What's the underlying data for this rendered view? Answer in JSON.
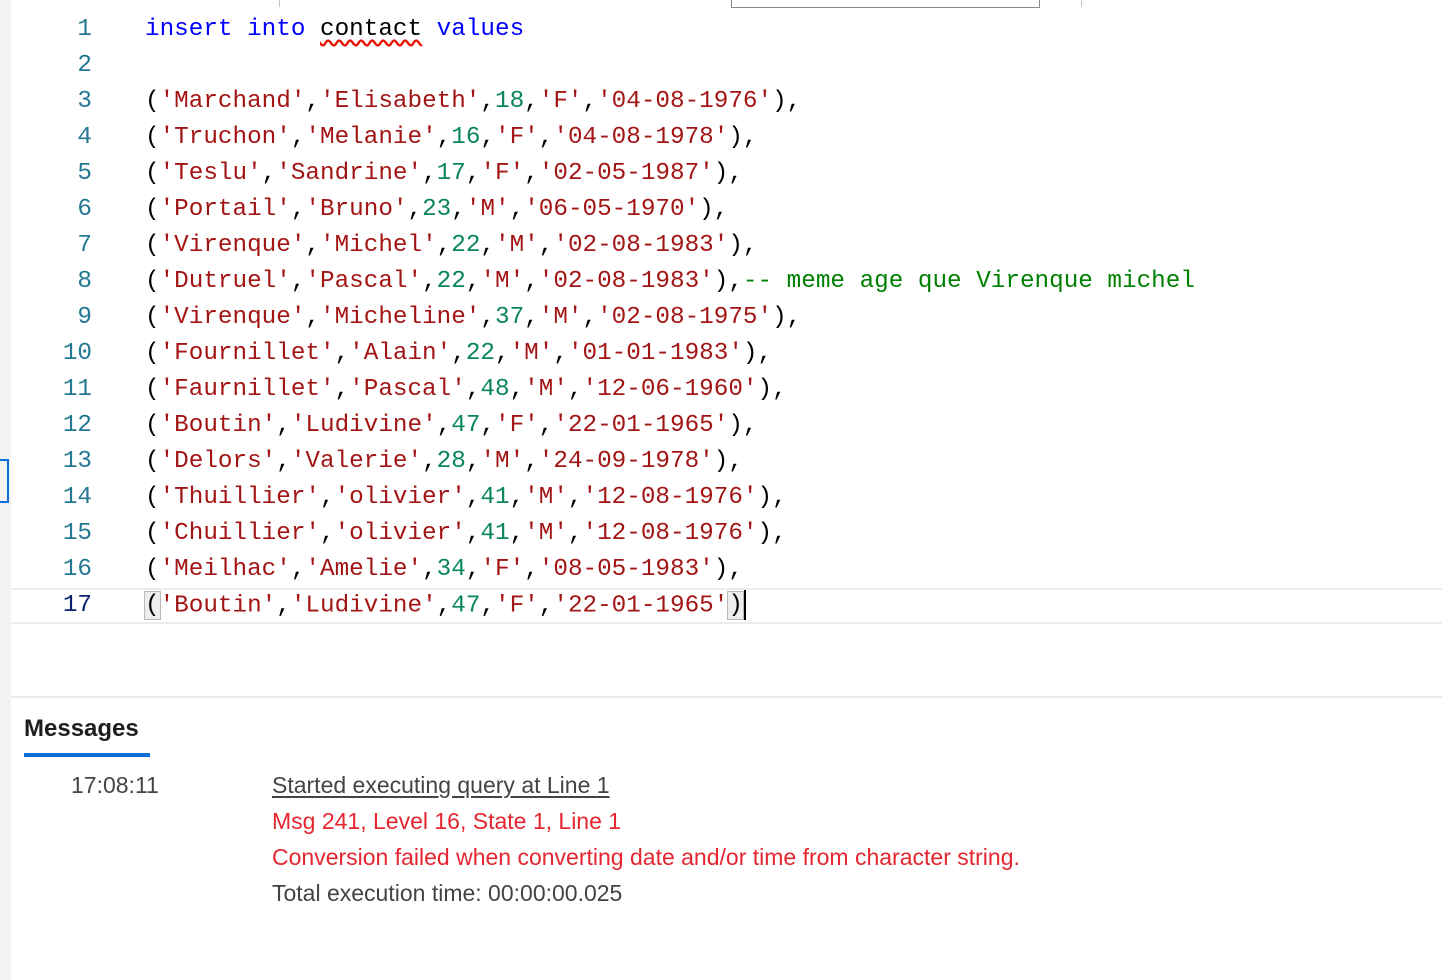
{
  "editor": {
    "current_line": 17,
    "lines": [
      {
        "n": "1",
        "tokens": [
          {
            "t": "insert",
            "c": "kw"
          },
          {
            "t": " ",
            "c": "plain"
          },
          {
            "t": "into",
            "c": "kw"
          },
          {
            "t": " ",
            "c": "plain"
          },
          {
            "t": "contact",
            "c": "plain squiggle"
          },
          {
            "t": " ",
            "c": "plain"
          },
          {
            "t": "values",
            "c": "kw"
          }
        ]
      },
      {
        "n": "2",
        "tokens": []
      },
      {
        "n": "3",
        "tokens": [
          {
            "t": "(",
            "c": "punc"
          },
          {
            "t": "'Marchand'",
            "c": "str"
          },
          {
            "t": ",",
            "c": "punc"
          },
          {
            "t": "'Elisabeth'",
            "c": "str"
          },
          {
            "t": ",",
            "c": "punc"
          },
          {
            "t": "18",
            "c": "num"
          },
          {
            "t": ",",
            "c": "punc"
          },
          {
            "t": "'F'",
            "c": "str"
          },
          {
            "t": ",",
            "c": "punc"
          },
          {
            "t": "'04-08-1976'",
            "c": "str"
          },
          {
            "t": "),",
            "c": "punc"
          }
        ]
      },
      {
        "n": "4",
        "tokens": [
          {
            "t": "(",
            "c": "punc"
          },
          {
            "t": "'Truchon'",
            "c": "str"
          },
          {
            "t": ",",
            "c": "punc"
          },
          {
            "t": "'Melanie'",
            "c": "str"
          },
          {
            "t": ",",
            "c": "punc"
          },
          {
            "t": "16",
            "c": "num"
          },
          {
            "t": ",",
            "c": "punc"
          },
          {
            "t": "'F'",
            "c": "str"
          },
          {
            "t": ",",
            "c": "punc"
          },
          {
            "t": "'04-08-1978'",
            "c": "str"
          },
          {
            "t": "),",
            "c": "punc"
          }
        ]
      },
      {
        "n": "5",
        "tokens": [
          {
            "t": "(",
            "c": "punc"
          },
          {
            "t": "'Teslu'",
            "c": "str"
          },
          {
            "t": ",",
            "c": "punc"
          },
          {
            "t": "'Sandrine'",
            "c": "str"
          },
          {
            "t": ",",
            "c": "punc"
          },
          {
            "t": "17",
            "c": "num"
          },
          {
            "t": ",",
            "c": "punc"
          },
          {
            "t": "'F'",
            "c": "str"
          },
          {
            "t": ",",
            "c": "punc"
          },
          {
            "t": "'02-05-1987'",
            "c": "str"
          },
          {
            "t": "),",
            "c": "punc"
          }
        ]
      },
      {
        "n": "6",
        "tokens": [
          {
            "t": "(",
            "c": "punc"
          },
          {
            "t": "'Portail'",
            "c": "str"
          },
          {
            "t": ",",
            "c": "punc"
          },
          {
            "t": "'Bruno'",
            "c": "str"
          },
          {
            "t": ",",
            "c": "punc"
          },
          {
            "t": "23",
            "c": "num"
          },
          {
            "t": ",",
            "c": "punc"
          },
          {
            "t": "'M'",
            "c": "str"
          },
          {
            "t": ",",
            "c": "punc"
          },
          {
            "t": "'06-05-1970'",
            "c": "str"
          },
          {
            "t": "),",
            "c": "punc"
          }
        ]
      },
      {
        "n": "7",
        "tokens": [
          {
            "t": "(",
            "c": "punc"
          },
          {
            "t": "'Virenque'",
            "c": "str"
          },
          {
            "t": ",",
            "c": "punc"
          },
          {
            "t": "'Michel'",
            "c": "str"
          },
          {
            "t": ",",
            "c": "punc"
          },
          {
            "t": "22",
            "c": "num"
          },
          {
            "t": ",",
            "c": "punc"
          },
          {
            "t": "'M'",
            "c": "str"
          },
          {
            "t": ",",
            "c": "punc"
          },
          {
            "t": "'02-08-1983'",
            "c": "str"
          },
          {
            "t": "),",
            "c": "punc"
          }
        ]
      },
      {
        "n": "8",
        "tokens": [
          {
            "t": "(",
            "c": "punc"
          },
          {
            "t": "'Dutruel'",
            "c": "str"
          },
          {
            "t": ",",
            "c": "punc"
          },
          {
            "t": "'Pascal'",
            "c": "str"
          },
          {
            "t": ",",
            "c": "punc"
          },
          {
            "t": "22",
            "c": "num"
          },
          {
            "t": ",",
            "c": "punc"
          },
          {
            "t": "'M'",
            "c": "str"
          },
          {
            "t": ",",
            "c": "punc"
          },
          {
            "t": "'02-08-1983'",
            "c": "str"
          },
          {
            "t": "),",
            "c": "punc"
          },
          {
            "t": "-- meme age que Virenque michel",
            "c": "comment"
          }
        ]
      },
      {
        "n": "9",
        "tokens": [
          {
            "t": "(",
            "c": "punc"
          },
          {
            "t": "'Virenque'",
            "c": "str"
          },
          {
            "t": ",",
            "c": "punc"
          },
          {
            "t": "'Micheline'",
            "c": "str"
          },
          {
            "t": ",",
            "c": "punc"
          },
          {
            "t": "37",
            "c": "num"
          },
          {
            "t": ",",
            "c": "punc"
          },
          {
            "t": "'M'",
            "c": "str"
          },
          {
            "t": ",",
            "c": "punc"
          },
          {
            "t": "'02-08-1975'",
            "c": "str"
          },
          {
            "t": "),",
            "c": "punc"
          }
        ]
      },
      {
        "n": "10",
        "tokens": [
          {
            "t": "(",
            "c": "punc"
          },
          {
            "t": "'Fournillet'",
            "c": "str"
          },
          {
            "t": ",",
            "c": "punc"
          },
          {
            "t": "'Alain'",
            "c": "str"
          },
          {
            "t": ",",
            "c": "punc"
          },
          {
            "t": "22",
            "c": "num"
          },
          {
            "t": ",",
            "c": "punc"
          },
          {
            "t": "'M'",
            "c": "str"
          },
          {
            "t": ",",
            "c": "punc"
          },
          {
            "t": "'01-01-1983'",
            "c": "str"
          },
          {
            "t": "),",
            "c": "punc"
          }
        ]
      },
      {
        "n": "11",
        "tokens": [
          {
            "t": "(",
            "c": "punc"
          },
          {
            "t": "'Faurnillet'",
            "c": "str"
          },
          {
            "t": ",",
            "c": "punc"
          },
          {
            "t": "'Pascal'",
            "c": "str"
          },
          {
            "t": ",",
            "c": "punc"
          },
          {
            "t": "48",
            "c": "num"
          },
          {
            "t": ",",
            "c": "punc"
          },
          {
            "t": "'M'",
            "c": "str"
          },
          {
            "t": ",",
            "c": "punc"
          },
          {
            "t": "'12-06-1960'",
            "c": "str"
          },
          {
            "t": "),",
            "c": "punc"
          }
        ]
      },
      {
        "n": "12",
        "tokens": [
          {
            "t": "(",
            "c": "punc"
          },
          {
            "t": "'Boutin'",
            "c": "str"
          },
          {
            "t": ",",
            "c": "punc"
          },
          {
            "t": "'Ludivine'",
            "c": "str"
          },
          {
            "t": ",",
            "c": "punc"
          },
          {
            "t": "47",
            "c": "num"
          },
          {
            "t": ",",
            "c": "punc"
          },
          {
            "t": "'F'",
            "c": "str"
          },
          {
            "t": ",",
            "c": "punc"
          },
          {
            "t": "'22-01-1965'",
            "c": "str"
          },
          {
            "t": "),",
            "c": "punc"
          }
        ]
      },
      {
        "n": "13",
        "tokens": [
          {
            "t": "(",
            "c": "punc"
          },
          {
            "t": "'Delors'",
            "c": "str"
          },
          {
            "t": ",",
            "c": "punc"
          },
          {
            "t": "'Valerie'",
            "c": "str"
          },
          {
            "t": ",",
            "c": "punc"
          },
          {
            "t": "28",
            "c": "num"
          },
          {
            "t": ",",
            "c": "punc"
          },
          {
            "t": "'M'",
            "c": "str"
          },
          {
            "t": ",",
            "c": "punc"
          },
          {
            "t": "'24-09-1978'",
            "c": "str"
          },
          {
            "t": "),",
            "c": "punc"
          }
        ]
      },
      {
        "n": "14",
        "tokens": [
          {
            "t": "(",
            "c": "punc"
          },
          {
            "t": "'Thuillier'",
            "c": "str"
          },
          {
            "t": ",",
            "c": "punc"
          },
          {
            "t": "'olivier'",
            "c": "str"
          },
          {
            "t": ",",
            "c": "punc"
          },
          {
            "t": "41",
            "c": "num"
          },
          {
            "t": ",",
            "c": "punc"
          },
          {
            "t": "'M'",
            "c": "str"
          },
          {
            "t": ",",
            "c": "punc"
          },
          {
            "t": "'12-08-1976'",
            "c": "str"
          },
          {
            "t": "),",
            "c": "punc"
          }
        ]
      },
      {
        "n": "15",
        "tokens": [
          {
            "t": "(",
            "c": "punc"
          },
          {
            "t": "'Chuillier'",
            "c": "str"
          },
          {
            "t": ",",
            "c": "punc"
          },
          {
            "t": "'olivier'",
            "c": "str"
          },
          {
            "t": ",",
            "c": "punc"
          },
          {
            "t": "41",
            "c": "num"
          },
          {
            "t": ",",
            "c": "punc"
          },
          {
            "t": "'M'",
            "c": "str"
          },
          {
            "t": ",",
            "c": "punc"
          },
          {
            "t": "'12-08-1976'",
            "c": "str"
          },
          {
            "t": "),",
            "c": "punc"
          }
        ]
      },
      {
        "n": "16",
        "tokens": [
          {
            "t": "(",
            "c": "punc"
          },
          {
            "t": "'Meilhac'",
            "c": "str"
          },
          {
            "t": ",",
            "c": "punc"
          },
          {
            "t": "'Amelie'",
            "c": "str"
          },
          {
            "t": ",",
            "c": "punc"
          },
          {
            "t": "34",
            "c": "num"
          },
          {
            "t": ",",
            "c": "punc"
          },
          {
            "t": "'F'",
            "c": "str"
          },
          {
            "t": ",",
            "c": "punc"
          },
          {
            "t": "'08-05-1983'",
            "c": "str"
          },
          {
            "t": "),",
            "c": "punc"
          }
        ]
      },
      {
        "n": "17",
        "tokens": [
          {
            "t": "(",
            "c": "punc bracket-match"
          },
          {
            "t": "'Boutin'",
            "c": "str"
          },
          {
            "t": ",",
            "c": "punc"
          },
          {
            "t": "'Ludivine'",
            "c": "str"
          },
          {
            "t": ",",
            "c": "punc"
          },
          {
            "t": "47",
            "c": "num"
          },
          {
            "t": ",",
            "c": "punc"
          },
          {
            "t": "'F'",
            "c": "str"
          },
          {
            "t": ",",
            "c": "punc"
          },
          {
            "t": "'22-01-1965'",
            "c": "str"
          },
          {
            "t": ")",
            "c": "punc bracket-match"
          }
        ]
      }
    ]
  },
  "messages": {
    "tab_label": "Messages",
    "time": "17:08:11",
    "started": "Started executing query at Line 1",
    "error_code": "Msg 241, Level 16, State 1, Line 1",
    "error_text": "Conversion failed when converting date and/or time from character string.",
    "exec_time": "Total execution time: 00:00:00.025"
  },
  "colors": {
    "keyword": "#0000ff",
    "string": "#a31515",
    "number": "#098658",
    "comment": "#008000",
    "line_number": "#237893",
    "error": "#e5252f",
    "accent": "#0a6fd6"
  }
}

+++

Work to complete. In the records, locate each line holding the string "time" and copy it.

Answer for this exercise.
    "time": "17:08:11",
    "error_text": "Conversion failed when converting date and/or time from character string.",
    "exec_time": "Total execution time: 00:00:00.025"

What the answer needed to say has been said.